=== Teks yang Diberikan ===
☆ ☆ ☆ ☆ ☆ ☆ ☆

Jumat, 26 Desember 2014



BAB I
PENDAHULUAN
A.   Latar Belakang

Sejarah Indonesia yang selama 350 tahun dijajah oleh bangsa Belanda memberikan dampak yang sangat mendalam. Namun demikian, disamping dampak buruk yang diberikan sebagai akibat dari penjajahan itu sendiri Belanda telah meninggalkan berbagai warisan budaya terhadap Indonesia termasuk dalam bidang hukum.
Sebagaimana kita ketahui dunia mengenal dua model sistem hukum yaitu sistem hukum anglo saxon atau disebut common law dan juga sistem hukum kontinental atau disebut civil law. Belanda adalah penganut dari model sistem hukum civil law dan hal tersebut diwariskan kepada negara jajahannya termasuk Indonesia. Salah satu hal yang paling mencolok dari penerapan model hukum tersebut di Indonesia adalah penggunaan Kitab Undang-undang Hukum Pidana yang diwariskan Belanda kepada Negara kita. KUHP tersebut masih digunakan hingga kini oleh Indonesia dalam menyelesaikan berbagai tindak Pidana yang terjadi.

☆ ☆ ☆ ☆ ☆ ☆ ☆

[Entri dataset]
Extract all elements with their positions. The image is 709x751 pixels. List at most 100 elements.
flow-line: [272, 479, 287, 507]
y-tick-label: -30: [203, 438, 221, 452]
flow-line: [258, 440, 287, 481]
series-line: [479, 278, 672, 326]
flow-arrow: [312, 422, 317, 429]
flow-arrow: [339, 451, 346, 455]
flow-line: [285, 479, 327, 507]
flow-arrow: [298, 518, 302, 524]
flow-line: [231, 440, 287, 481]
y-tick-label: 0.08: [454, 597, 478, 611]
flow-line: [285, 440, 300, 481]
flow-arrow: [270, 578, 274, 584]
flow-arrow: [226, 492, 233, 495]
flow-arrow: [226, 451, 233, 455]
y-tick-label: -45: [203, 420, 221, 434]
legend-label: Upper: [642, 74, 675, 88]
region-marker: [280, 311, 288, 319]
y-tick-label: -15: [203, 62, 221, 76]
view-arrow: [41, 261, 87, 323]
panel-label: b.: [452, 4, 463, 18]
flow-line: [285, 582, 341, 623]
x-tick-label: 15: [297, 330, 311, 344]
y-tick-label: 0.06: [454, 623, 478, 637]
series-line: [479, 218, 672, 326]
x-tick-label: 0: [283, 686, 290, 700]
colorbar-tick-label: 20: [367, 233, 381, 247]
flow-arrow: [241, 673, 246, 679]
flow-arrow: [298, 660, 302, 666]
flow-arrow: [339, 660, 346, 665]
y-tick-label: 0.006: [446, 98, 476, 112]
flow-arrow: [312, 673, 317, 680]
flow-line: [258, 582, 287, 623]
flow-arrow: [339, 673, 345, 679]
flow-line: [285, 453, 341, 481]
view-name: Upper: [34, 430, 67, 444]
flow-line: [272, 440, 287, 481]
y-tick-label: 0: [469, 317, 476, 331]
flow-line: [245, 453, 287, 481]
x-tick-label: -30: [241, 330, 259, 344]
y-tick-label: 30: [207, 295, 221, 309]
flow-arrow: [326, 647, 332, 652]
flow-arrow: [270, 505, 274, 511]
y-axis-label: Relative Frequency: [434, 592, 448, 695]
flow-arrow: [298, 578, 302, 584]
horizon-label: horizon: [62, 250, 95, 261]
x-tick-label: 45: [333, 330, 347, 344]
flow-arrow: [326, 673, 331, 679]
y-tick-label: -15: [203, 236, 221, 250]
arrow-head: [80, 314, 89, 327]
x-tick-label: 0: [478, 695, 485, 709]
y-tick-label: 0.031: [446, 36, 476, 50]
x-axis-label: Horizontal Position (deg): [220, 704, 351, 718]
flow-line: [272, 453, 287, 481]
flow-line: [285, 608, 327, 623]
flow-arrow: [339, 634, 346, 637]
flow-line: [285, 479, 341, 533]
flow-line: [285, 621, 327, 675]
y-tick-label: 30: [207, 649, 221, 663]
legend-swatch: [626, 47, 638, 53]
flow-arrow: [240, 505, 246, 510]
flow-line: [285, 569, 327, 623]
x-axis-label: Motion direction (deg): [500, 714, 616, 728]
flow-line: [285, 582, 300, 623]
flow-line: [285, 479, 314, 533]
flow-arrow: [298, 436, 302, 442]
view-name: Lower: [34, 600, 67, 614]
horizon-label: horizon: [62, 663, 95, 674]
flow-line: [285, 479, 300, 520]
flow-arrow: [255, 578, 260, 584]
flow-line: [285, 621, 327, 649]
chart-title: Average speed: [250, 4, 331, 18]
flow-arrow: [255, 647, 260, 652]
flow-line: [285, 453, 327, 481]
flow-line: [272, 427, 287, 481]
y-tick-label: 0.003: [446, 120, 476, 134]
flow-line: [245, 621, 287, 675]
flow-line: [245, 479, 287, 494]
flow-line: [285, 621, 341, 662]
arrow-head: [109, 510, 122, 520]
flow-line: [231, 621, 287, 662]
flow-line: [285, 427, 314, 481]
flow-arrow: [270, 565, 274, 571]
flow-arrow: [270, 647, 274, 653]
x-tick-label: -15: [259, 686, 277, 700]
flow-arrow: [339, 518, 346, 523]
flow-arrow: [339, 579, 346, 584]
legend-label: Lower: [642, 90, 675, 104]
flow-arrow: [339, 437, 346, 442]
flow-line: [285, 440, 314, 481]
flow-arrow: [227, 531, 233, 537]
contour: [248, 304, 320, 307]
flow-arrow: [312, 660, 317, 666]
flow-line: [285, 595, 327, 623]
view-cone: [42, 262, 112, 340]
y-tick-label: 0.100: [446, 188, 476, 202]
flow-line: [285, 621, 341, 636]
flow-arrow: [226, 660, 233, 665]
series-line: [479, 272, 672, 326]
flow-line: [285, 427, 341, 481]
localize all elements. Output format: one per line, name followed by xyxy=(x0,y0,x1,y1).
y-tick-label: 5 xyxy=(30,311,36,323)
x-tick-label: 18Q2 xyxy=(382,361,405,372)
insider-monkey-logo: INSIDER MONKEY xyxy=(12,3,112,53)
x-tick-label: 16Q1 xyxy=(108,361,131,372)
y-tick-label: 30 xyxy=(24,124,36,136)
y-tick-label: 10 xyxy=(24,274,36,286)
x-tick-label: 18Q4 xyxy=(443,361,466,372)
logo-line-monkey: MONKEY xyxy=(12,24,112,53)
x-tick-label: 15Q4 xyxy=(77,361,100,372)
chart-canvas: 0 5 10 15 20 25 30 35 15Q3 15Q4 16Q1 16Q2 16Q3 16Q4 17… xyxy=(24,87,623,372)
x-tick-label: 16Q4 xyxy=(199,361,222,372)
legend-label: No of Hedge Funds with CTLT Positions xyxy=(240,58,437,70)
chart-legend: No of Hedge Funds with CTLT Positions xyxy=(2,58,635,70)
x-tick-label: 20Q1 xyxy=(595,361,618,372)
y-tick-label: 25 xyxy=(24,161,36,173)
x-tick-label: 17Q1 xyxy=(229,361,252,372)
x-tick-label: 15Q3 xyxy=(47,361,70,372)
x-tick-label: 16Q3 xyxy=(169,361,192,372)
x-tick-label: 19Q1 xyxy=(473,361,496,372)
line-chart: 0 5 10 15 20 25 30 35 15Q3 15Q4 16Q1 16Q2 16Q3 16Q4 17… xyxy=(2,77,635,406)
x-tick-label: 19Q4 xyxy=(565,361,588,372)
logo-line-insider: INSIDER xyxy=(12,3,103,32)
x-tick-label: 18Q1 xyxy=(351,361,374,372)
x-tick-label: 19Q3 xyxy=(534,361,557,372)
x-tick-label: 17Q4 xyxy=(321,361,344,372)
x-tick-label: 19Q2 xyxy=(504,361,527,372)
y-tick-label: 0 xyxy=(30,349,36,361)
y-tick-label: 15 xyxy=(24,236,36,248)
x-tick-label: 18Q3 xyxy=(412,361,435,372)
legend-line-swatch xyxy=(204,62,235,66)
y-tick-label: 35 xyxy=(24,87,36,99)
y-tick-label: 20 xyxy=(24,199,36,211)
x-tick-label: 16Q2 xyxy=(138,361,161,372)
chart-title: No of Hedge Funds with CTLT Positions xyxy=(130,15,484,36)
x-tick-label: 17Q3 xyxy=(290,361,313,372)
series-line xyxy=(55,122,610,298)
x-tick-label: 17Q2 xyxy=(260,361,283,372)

☆ ☆ ☆ ☆ ☆ ☆ ☆

=== Tugas yang Dikerjakan ===
Tuliskan kembali secara persis bagian teks tentang warisan hukum Belanda, mulai dari "Sebagaimana kita ketahui" dan berakhir pada "Pidana yang terjadi.". Entri-entri tersebut sama sekali tidak dipakai di sini.

=== Hasil Tugas ===
Sebagaimana kita ketahui dunia mengenal dua model sistem hukum yaitu sistem hukum anglo saxon atau disebut common law dan juga sistem hukum kontinental atau disebut civil law. Belanda adalah penganut dari model sistem hukum civil law dan hal tersebut diwariskan kepada negara jajahannya termasuk Indonesia. Salah satu hal yang paling mencolok dari penerapan model hukum tersebut di Indonesia adalah penggunaan Kitab Undang-undang Hukum Pidana yang diwariskan Belanda kepada Negara kita. KUHP tersebut masih digunakan hingga kini oleh Indonesia dalam menyelesaikan berbagai tindak Pidana yang terjadi.